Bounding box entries
******

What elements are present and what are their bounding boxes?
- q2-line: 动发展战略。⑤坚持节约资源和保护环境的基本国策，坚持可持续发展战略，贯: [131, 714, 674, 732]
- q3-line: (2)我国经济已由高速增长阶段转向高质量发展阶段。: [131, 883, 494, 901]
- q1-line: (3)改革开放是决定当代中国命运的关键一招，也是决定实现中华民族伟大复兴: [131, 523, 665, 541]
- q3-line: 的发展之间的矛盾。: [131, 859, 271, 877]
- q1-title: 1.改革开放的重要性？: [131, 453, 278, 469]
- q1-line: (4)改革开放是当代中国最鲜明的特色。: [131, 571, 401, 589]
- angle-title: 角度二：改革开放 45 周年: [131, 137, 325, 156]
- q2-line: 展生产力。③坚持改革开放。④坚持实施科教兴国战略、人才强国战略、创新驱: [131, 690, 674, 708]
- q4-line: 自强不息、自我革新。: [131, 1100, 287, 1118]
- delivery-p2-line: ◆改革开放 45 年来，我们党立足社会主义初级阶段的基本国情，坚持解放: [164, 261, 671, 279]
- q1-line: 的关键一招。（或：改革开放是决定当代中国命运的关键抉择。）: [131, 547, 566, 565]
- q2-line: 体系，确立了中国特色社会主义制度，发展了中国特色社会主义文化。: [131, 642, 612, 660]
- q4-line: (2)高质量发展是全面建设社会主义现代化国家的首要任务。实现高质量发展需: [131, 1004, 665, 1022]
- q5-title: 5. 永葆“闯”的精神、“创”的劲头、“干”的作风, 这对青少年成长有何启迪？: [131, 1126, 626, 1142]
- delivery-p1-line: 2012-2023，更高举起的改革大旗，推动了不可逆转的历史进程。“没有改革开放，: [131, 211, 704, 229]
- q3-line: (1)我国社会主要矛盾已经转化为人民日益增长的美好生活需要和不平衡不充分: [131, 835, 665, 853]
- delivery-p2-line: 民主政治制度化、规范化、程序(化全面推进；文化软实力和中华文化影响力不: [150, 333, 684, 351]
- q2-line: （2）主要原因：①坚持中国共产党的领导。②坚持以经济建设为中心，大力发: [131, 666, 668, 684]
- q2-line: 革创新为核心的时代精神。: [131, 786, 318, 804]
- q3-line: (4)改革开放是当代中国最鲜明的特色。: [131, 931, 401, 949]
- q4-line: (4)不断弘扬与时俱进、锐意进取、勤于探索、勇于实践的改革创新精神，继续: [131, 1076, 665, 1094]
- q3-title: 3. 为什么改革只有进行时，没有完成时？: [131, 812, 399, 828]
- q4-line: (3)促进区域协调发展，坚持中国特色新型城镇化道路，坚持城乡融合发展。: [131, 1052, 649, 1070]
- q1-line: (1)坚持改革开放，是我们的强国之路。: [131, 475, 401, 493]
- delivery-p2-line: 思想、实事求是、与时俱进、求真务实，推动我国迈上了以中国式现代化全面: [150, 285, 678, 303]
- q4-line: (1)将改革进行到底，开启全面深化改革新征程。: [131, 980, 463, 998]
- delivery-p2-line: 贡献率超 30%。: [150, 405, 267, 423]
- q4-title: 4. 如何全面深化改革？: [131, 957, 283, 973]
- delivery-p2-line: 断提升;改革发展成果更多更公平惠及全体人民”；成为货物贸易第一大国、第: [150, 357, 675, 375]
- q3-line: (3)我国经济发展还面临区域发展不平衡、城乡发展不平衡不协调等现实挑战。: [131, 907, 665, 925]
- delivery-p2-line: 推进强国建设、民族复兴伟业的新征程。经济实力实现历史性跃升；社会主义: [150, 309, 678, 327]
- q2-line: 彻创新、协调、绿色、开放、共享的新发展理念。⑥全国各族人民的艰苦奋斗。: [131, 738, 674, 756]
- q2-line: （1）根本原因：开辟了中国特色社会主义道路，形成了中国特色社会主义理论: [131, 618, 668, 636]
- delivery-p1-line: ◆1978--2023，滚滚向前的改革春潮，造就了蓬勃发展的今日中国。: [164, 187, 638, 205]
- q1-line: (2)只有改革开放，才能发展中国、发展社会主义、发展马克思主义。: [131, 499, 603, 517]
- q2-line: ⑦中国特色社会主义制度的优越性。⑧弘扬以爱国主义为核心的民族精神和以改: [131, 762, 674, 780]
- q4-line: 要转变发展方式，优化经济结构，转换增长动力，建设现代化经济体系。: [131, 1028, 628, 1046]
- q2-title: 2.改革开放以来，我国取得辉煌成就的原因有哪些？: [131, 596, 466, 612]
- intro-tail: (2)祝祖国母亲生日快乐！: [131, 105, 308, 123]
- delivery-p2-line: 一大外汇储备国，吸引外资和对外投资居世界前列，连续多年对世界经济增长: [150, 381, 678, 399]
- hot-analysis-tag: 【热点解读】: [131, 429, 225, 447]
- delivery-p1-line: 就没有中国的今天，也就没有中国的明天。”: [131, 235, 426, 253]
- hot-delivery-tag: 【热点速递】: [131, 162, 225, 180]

******

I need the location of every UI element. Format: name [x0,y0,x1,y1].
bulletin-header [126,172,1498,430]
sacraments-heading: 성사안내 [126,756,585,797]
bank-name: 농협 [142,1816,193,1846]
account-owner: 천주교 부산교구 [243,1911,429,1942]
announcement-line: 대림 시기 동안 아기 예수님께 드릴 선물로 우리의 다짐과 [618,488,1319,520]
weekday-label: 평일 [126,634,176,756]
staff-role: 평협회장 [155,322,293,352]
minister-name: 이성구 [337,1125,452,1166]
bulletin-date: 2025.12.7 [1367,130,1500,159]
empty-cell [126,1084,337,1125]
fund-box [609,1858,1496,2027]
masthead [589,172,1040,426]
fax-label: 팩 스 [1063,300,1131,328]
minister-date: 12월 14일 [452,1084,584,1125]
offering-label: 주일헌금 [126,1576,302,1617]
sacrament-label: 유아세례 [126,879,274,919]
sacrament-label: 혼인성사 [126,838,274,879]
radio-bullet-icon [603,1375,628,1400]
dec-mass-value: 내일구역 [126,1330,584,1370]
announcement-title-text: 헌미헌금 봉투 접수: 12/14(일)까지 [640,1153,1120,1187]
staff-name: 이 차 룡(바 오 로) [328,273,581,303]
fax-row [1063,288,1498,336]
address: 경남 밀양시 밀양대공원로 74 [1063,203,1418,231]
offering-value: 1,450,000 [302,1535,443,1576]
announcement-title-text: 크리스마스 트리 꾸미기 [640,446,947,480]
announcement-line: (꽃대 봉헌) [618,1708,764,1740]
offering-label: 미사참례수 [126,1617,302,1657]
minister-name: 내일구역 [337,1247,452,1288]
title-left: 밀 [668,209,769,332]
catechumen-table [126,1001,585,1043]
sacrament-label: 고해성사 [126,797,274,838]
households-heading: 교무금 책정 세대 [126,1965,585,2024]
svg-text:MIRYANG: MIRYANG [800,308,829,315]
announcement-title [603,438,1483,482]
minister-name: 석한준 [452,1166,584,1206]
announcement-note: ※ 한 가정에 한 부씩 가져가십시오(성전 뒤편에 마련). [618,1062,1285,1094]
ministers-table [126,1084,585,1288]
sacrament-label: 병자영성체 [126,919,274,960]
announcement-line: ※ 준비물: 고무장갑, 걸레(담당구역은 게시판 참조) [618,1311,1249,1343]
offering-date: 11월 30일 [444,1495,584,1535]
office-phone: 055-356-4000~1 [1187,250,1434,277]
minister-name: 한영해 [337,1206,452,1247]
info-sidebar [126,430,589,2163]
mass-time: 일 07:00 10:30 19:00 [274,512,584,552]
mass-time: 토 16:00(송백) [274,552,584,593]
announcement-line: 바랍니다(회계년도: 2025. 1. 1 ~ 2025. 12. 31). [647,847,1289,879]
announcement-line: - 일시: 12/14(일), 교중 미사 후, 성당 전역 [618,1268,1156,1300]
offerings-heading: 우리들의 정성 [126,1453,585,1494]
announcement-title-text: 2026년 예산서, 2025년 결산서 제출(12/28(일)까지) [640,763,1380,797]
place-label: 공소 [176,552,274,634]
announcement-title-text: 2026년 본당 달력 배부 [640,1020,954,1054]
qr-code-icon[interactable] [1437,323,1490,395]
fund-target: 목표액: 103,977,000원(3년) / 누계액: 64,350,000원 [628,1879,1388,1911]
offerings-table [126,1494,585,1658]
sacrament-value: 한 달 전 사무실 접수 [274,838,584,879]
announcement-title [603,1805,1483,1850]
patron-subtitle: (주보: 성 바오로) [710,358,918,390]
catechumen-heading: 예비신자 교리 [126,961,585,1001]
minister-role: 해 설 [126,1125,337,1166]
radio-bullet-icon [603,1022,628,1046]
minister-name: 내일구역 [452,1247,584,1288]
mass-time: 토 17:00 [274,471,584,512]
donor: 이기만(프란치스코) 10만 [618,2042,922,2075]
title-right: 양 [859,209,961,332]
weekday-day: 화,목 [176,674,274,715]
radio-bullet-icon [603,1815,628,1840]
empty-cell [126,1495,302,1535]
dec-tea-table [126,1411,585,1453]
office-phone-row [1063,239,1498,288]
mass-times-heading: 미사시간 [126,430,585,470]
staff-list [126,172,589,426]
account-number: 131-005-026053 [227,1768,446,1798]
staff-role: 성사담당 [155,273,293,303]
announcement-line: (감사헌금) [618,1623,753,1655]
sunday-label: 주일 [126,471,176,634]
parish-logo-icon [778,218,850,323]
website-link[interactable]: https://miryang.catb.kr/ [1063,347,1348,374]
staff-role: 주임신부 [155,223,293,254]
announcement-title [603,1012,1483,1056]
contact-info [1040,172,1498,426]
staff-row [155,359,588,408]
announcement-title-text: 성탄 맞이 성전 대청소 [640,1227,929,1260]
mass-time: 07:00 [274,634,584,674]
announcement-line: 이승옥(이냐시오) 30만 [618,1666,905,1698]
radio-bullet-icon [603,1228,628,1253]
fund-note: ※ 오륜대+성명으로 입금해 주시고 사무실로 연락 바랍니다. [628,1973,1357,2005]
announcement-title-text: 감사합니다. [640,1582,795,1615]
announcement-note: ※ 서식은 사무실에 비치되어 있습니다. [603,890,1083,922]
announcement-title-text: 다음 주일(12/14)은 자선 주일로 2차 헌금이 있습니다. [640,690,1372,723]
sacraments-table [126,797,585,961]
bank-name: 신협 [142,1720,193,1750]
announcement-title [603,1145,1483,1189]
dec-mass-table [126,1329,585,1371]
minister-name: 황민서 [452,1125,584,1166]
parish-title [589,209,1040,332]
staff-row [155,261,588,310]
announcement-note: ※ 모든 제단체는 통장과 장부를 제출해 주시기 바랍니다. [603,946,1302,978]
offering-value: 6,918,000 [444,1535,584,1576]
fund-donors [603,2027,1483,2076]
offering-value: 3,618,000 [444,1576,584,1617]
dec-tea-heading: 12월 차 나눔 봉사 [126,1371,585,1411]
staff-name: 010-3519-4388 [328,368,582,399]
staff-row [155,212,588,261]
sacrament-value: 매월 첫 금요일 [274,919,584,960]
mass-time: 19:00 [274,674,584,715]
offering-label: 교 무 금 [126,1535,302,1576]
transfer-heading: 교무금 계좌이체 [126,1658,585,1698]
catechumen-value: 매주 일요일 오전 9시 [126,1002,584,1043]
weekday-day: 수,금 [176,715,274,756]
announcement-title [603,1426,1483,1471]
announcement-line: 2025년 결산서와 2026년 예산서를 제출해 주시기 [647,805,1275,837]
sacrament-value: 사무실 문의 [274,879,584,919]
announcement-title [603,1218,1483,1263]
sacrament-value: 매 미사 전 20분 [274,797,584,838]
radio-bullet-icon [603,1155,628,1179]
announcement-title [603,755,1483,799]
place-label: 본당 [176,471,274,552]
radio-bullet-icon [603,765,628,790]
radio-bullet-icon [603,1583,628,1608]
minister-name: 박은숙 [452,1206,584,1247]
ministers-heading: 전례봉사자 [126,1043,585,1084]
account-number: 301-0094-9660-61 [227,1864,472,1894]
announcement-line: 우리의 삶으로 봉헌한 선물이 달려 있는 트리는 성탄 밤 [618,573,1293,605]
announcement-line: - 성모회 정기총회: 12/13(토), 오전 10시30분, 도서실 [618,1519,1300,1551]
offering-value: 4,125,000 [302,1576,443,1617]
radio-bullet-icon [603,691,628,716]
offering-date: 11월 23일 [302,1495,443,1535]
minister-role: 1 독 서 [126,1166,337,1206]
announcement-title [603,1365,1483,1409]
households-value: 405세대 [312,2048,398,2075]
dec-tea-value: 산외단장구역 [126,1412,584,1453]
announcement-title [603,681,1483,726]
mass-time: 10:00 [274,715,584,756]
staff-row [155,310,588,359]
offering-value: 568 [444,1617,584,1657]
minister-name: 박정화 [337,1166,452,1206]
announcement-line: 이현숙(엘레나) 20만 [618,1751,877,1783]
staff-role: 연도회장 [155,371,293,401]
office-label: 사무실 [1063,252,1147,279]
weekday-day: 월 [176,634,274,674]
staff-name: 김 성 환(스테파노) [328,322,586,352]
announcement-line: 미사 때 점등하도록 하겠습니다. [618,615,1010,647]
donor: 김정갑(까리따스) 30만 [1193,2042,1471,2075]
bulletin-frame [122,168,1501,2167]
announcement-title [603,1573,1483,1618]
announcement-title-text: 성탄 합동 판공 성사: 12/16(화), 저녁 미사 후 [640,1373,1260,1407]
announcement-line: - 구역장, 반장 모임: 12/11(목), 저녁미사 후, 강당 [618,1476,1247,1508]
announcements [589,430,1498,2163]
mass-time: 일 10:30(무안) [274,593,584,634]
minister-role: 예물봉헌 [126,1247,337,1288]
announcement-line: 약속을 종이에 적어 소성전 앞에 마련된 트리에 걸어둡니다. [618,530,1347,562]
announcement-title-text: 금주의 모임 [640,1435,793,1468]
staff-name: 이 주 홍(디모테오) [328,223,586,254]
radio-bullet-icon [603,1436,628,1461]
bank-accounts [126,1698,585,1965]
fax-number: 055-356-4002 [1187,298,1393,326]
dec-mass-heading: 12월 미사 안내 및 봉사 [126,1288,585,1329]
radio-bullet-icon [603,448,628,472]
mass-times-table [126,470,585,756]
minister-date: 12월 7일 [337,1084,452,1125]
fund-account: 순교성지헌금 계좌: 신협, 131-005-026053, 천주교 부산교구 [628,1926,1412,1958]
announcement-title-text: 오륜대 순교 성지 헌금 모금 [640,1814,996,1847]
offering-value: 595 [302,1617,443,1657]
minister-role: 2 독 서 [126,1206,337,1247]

******

### Goal
Copy out unchanged the rows from the one containing "I need the location" up to and including the one containing "offering-label: 주일헌금 [126,1576,302,1617]".

### Task solution
I need the location of every UI element. Format: name [x0,y0,x1,y1].
bulletin-header [126,172,1498,430]
sacraments-heading: 성사안내 [126,756,585,797]
bank-name: 농협 [142,1816,193,1846]
account-owner: 천주교 부산교구 [243,1911,429,1942]
announcement-line: 대림 시기 동안 아기 예수님께 드릴 선물로 우리의 다짐과 [618,488,1319,520]
weekday-label: 평일 [126,634,176,756]
staff-role: 평협회장 [155,322,293,352]
minister-name: 이성구 [337,1125,452,1166]
bulletin-date: 2025.12.7 [1367,130,1500,159]
empty-cell [126,1084,337,1125]
fund-box [609,1858,1496,2027]
masthead [589,172,1040,426]
fax-label: 팩 스 [1063,300,1131,328]
minister-date: 12월 14일 [452,1084,584,1125]
offering-label: 주일헌금 [126,1576,302,1617]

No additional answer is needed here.